**Excerpt provided**
Exactly the same error messages that I reported for the bigger system. So,
it is not a problem of insufficient mem on the GTX.
My very feeble guess is that there is a mismatch between the linux kernel
and the nvidia driver, but they were selected by the Debian code and other
people should have met the issue. I am not sure that Debian 11 could work
correctly with a downgraded couple of linux kernel/nvidia driver. Perhaps
it could easier to downgrade to Debian 10, which worked correctly on my
raid1 box.

thanks
francesco

Incidentally, I said namd12, while it is 14.

On Mon, Jan 17, 2022 at 1:24 PM Vermaas, Josh <vermaasj_at_msu.edu> wrote:

> How big is your system? The error being tossed back is that you are out of
> memory. The GTX 680 only has 2GB of memory, and so depending on your system
> size you may run yourself out of memory.

**Record list**

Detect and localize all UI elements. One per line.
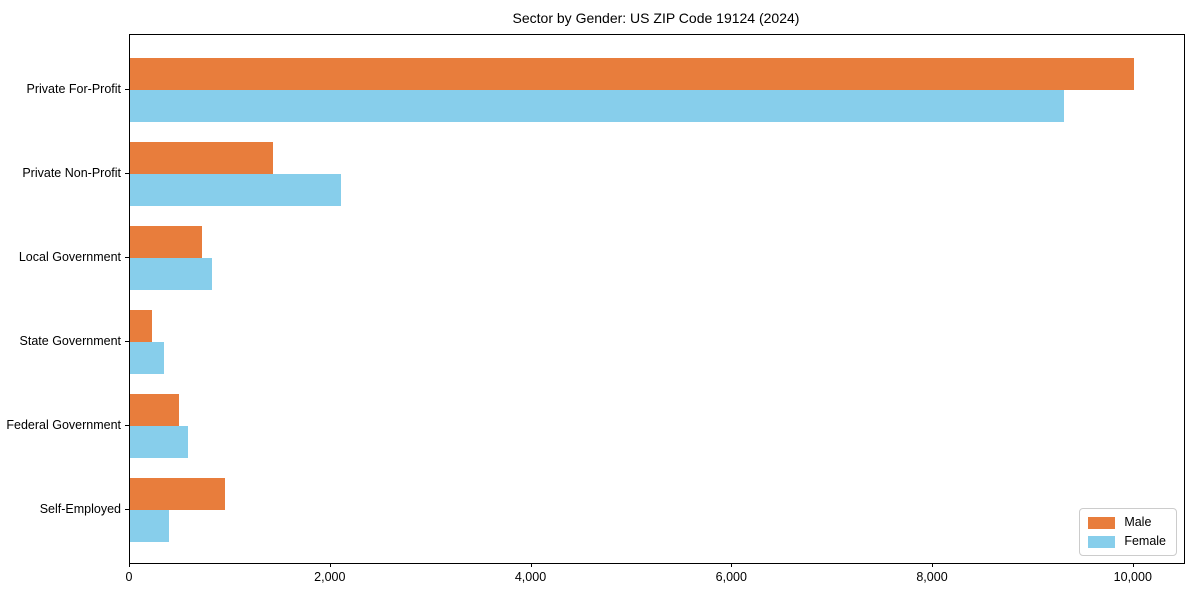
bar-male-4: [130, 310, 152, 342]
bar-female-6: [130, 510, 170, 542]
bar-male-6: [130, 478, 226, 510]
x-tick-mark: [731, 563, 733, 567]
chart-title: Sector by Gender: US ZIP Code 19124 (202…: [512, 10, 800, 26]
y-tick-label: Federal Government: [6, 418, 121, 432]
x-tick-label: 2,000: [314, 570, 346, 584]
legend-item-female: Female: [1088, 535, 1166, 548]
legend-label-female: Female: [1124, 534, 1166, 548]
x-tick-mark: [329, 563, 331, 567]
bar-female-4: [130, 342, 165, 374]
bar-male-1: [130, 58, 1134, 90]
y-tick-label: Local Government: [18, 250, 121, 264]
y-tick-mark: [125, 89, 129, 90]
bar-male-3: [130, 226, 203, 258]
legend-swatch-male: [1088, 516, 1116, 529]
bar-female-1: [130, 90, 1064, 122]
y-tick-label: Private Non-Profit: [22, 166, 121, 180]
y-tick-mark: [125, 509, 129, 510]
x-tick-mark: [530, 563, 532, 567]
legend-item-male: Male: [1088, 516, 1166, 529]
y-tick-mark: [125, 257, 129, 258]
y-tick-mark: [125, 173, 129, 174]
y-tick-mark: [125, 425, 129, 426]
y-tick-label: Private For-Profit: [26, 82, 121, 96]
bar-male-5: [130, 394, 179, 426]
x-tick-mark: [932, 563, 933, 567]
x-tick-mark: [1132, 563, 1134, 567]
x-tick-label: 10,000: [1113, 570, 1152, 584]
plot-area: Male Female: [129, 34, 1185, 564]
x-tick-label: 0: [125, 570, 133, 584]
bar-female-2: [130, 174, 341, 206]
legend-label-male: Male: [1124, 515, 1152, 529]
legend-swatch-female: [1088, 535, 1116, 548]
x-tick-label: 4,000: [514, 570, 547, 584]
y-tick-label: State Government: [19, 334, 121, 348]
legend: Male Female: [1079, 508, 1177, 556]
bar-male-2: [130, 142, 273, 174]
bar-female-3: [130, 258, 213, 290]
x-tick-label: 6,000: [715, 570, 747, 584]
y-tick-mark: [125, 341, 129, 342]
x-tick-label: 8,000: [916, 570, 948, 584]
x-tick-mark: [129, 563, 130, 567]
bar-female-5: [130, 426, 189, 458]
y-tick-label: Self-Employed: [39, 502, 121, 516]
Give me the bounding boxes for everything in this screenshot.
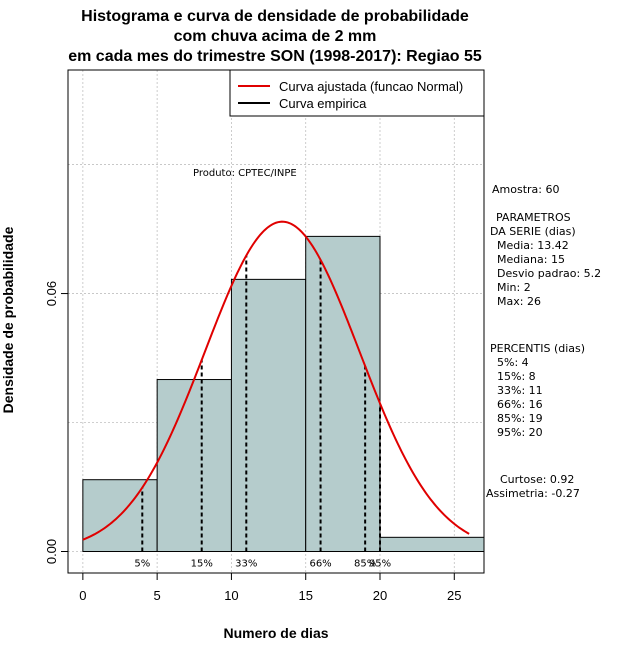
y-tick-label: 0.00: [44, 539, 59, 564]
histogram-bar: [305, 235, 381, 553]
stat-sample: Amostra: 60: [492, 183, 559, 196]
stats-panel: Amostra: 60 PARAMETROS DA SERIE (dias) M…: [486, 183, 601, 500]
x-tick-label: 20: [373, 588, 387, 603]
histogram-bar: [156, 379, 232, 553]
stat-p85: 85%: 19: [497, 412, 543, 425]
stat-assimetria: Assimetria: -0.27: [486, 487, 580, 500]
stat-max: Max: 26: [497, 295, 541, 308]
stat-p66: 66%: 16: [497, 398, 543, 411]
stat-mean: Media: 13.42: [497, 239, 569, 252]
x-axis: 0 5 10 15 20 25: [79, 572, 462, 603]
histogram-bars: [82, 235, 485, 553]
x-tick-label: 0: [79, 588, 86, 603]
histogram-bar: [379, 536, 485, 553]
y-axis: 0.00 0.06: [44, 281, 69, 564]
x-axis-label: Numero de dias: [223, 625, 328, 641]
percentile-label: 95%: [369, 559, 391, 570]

**What is expected**
Extract the full mailing-list reply about the GTX 680 memory errors and reproduce it word for word.

**Written answer**
Exactly the same error messages that I reported for the bigger system. So,
it is not a problem of insufficient mem on the GTX.
My very feeble guess is that there is a mismatch between the linux kernel
and the nvidia driver, but they were selected by the Debian code and other
people should have met the issue. I am not sure that Debian 11 could work
correctly with a downgraded couple of linux kernel/nvidia driver. Perhaps
it could easier to downgrade to Debian 10, which worked correctly on my
raid1 box.

thanks
francesco

Incidentally, I said namd12, while it is 14.

On Mon, Jan 17, 2022 at 1:24 PM Vermaas, Josh <vermaasj_at_msu.edu> wrote:

> How big is your system? The error being tossed back is that you are out of
> memory. The GTX 680 only has 2GB of memory, and so depending on your system
> size you may run yourself out of memory.